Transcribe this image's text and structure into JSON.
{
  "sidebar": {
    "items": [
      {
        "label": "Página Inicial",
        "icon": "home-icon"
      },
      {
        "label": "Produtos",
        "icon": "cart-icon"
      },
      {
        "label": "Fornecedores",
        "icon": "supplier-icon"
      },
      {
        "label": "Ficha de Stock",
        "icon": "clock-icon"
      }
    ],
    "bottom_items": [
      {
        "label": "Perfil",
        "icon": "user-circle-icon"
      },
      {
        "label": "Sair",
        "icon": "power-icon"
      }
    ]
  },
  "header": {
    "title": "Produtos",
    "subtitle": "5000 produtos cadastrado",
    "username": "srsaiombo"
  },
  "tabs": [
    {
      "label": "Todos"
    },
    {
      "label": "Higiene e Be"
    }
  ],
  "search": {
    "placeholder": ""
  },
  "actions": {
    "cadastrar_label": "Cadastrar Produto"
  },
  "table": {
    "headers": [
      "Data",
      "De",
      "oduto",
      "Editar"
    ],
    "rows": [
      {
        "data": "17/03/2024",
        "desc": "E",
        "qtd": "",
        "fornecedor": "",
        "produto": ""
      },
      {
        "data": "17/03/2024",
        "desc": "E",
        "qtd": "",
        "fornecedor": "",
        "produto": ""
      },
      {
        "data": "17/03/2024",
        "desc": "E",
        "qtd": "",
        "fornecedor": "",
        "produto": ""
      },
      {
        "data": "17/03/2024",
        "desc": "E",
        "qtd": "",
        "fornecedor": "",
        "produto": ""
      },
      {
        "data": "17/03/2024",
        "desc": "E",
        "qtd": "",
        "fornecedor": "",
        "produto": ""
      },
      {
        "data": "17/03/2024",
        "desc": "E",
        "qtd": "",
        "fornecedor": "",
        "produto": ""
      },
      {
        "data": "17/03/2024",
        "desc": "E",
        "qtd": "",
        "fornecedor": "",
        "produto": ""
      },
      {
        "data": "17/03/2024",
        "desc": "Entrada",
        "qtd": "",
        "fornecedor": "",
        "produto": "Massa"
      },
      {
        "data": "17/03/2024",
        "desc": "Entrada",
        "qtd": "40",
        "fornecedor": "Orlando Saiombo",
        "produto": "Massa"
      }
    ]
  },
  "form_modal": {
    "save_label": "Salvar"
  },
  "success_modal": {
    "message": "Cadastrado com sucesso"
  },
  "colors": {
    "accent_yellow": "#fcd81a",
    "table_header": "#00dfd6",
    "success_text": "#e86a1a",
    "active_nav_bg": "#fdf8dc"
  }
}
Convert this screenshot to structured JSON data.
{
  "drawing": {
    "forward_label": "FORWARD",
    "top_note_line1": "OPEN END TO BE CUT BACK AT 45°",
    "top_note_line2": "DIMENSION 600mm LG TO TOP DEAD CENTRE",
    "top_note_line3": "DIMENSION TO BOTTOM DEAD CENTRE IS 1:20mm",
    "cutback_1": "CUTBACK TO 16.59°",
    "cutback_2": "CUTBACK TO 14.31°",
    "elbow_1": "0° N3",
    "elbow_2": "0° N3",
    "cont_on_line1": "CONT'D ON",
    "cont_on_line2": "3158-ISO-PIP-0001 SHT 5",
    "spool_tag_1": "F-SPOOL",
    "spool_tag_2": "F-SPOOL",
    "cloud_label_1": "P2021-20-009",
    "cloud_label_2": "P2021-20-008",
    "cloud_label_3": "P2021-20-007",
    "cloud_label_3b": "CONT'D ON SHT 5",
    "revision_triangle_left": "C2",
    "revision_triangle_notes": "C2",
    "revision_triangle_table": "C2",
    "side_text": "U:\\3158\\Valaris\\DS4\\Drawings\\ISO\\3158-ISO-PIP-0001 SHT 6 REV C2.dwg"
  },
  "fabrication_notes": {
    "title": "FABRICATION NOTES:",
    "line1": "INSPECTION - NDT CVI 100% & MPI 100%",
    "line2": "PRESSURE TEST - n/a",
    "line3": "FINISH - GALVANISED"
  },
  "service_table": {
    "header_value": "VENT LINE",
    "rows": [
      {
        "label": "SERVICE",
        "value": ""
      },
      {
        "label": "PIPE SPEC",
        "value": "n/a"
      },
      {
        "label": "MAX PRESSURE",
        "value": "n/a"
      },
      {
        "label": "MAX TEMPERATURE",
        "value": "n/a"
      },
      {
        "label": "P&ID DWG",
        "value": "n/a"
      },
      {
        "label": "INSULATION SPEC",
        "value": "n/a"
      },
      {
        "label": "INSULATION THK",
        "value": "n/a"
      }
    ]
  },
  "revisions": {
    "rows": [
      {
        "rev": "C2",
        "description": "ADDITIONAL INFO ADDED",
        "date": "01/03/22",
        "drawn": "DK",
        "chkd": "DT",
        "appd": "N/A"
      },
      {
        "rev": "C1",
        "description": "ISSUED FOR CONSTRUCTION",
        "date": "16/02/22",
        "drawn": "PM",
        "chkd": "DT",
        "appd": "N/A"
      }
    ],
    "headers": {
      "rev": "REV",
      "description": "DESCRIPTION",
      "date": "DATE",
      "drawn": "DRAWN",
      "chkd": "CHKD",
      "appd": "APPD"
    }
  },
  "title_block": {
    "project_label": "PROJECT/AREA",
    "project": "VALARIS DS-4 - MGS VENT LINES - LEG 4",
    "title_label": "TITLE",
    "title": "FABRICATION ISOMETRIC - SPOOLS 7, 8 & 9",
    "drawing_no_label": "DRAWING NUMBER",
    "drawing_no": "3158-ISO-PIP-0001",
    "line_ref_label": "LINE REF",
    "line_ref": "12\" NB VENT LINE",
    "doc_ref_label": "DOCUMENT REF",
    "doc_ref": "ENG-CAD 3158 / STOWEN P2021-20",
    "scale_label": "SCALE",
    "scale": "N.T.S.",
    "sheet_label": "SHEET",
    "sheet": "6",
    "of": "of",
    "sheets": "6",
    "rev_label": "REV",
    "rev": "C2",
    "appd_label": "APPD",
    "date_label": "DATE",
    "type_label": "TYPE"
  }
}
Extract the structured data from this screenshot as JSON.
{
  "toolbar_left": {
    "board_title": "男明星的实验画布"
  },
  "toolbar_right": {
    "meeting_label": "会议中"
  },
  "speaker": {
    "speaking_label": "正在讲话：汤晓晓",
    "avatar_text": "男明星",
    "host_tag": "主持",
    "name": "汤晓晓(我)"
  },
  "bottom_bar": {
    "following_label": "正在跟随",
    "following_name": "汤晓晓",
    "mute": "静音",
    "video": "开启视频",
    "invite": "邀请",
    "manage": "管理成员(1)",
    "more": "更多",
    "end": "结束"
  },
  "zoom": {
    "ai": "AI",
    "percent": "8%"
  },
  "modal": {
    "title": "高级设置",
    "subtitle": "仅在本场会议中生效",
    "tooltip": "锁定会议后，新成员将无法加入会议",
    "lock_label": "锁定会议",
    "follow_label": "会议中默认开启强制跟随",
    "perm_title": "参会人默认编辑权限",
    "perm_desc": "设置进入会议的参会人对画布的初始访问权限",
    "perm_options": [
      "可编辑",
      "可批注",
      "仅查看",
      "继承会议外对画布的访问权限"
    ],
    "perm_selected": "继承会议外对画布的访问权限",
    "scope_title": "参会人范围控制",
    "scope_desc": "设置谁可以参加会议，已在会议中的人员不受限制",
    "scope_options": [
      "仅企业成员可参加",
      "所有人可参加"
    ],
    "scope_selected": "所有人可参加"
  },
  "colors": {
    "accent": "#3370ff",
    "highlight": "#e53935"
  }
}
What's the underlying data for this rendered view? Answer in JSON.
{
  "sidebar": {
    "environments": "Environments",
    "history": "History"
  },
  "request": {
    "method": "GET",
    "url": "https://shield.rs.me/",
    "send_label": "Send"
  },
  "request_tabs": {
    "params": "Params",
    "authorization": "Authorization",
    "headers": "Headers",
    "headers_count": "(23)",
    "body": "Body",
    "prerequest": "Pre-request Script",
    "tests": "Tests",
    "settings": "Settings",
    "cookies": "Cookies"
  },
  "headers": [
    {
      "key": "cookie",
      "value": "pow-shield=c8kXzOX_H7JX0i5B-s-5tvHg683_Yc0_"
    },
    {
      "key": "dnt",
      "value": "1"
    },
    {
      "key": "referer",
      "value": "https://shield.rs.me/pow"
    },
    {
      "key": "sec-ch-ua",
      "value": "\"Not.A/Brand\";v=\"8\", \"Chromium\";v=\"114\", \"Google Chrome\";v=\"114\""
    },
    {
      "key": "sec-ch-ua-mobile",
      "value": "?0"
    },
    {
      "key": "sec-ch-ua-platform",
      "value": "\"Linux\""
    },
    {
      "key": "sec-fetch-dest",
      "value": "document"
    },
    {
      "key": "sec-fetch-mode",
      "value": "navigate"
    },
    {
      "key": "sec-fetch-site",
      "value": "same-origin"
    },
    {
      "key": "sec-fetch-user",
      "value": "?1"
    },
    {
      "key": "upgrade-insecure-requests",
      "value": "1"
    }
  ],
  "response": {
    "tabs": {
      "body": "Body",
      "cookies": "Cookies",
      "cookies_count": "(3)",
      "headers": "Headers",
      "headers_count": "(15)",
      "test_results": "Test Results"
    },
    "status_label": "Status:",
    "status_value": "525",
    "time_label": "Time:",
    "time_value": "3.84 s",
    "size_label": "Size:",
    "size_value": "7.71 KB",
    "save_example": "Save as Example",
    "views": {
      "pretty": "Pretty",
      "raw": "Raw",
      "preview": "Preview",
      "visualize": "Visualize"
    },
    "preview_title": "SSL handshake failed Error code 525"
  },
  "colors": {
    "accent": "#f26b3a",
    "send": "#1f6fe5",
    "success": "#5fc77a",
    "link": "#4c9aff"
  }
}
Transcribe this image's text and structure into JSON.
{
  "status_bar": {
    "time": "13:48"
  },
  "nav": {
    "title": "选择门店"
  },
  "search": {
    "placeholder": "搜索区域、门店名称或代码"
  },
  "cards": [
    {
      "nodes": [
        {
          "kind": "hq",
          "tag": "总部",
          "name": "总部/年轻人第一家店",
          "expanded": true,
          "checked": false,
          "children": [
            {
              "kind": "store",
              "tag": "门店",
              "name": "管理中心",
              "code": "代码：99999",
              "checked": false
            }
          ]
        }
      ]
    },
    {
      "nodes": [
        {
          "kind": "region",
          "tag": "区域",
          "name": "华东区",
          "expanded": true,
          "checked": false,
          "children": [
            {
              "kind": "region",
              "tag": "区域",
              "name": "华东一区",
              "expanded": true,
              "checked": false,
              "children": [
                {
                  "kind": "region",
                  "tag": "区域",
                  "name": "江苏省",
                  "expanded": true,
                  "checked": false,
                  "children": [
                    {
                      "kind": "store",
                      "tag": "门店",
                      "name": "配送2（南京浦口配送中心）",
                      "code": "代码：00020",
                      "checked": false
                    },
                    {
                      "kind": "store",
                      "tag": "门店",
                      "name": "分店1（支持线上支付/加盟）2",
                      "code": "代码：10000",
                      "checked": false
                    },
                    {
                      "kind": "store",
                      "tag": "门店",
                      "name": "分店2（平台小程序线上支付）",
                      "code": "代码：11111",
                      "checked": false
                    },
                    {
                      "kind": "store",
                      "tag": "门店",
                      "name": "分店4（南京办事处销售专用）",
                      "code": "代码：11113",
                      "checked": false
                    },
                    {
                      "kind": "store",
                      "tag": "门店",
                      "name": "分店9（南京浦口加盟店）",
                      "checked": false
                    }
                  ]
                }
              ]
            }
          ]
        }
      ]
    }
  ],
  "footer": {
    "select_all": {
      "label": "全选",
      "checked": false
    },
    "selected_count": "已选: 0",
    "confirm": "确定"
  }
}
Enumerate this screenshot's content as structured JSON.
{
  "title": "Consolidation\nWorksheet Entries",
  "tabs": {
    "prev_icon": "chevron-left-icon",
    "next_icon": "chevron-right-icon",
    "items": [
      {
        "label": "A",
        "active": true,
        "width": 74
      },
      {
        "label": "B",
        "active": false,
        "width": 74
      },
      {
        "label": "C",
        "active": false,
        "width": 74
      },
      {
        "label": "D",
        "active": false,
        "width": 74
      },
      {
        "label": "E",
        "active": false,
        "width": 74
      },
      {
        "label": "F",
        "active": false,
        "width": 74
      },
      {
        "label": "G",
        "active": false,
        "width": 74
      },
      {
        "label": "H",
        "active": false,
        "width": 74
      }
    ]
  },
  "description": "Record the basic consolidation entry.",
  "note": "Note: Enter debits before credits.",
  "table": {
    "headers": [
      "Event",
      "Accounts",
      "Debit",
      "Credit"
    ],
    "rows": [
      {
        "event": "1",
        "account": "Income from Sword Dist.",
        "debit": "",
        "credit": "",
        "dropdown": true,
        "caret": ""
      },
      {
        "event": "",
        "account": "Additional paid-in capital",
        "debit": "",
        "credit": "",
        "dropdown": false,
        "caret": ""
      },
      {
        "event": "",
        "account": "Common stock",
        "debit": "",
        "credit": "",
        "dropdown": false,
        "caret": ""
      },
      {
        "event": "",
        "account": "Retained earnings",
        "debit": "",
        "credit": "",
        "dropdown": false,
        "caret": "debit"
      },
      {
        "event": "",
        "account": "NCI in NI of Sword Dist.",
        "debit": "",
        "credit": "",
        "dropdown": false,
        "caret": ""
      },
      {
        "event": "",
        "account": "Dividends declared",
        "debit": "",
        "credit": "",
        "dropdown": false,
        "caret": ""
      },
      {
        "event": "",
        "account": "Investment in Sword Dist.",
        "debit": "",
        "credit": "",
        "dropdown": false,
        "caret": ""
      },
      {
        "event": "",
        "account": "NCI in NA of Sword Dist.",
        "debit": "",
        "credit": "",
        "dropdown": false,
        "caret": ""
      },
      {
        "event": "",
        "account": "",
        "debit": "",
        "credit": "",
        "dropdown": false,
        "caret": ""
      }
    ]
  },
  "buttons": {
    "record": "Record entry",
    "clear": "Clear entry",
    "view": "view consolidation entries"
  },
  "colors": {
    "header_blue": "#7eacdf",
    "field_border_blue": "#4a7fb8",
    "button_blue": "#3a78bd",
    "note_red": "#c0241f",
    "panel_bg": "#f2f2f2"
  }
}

### WRITTEN INSTRUCTION
Scan the data above and copy every line with "placeholder" in it.

### ANSWER TO THE PROBLEM
    "placeholder": ""
    "placeholder": "搜索区域、门店名称或代码"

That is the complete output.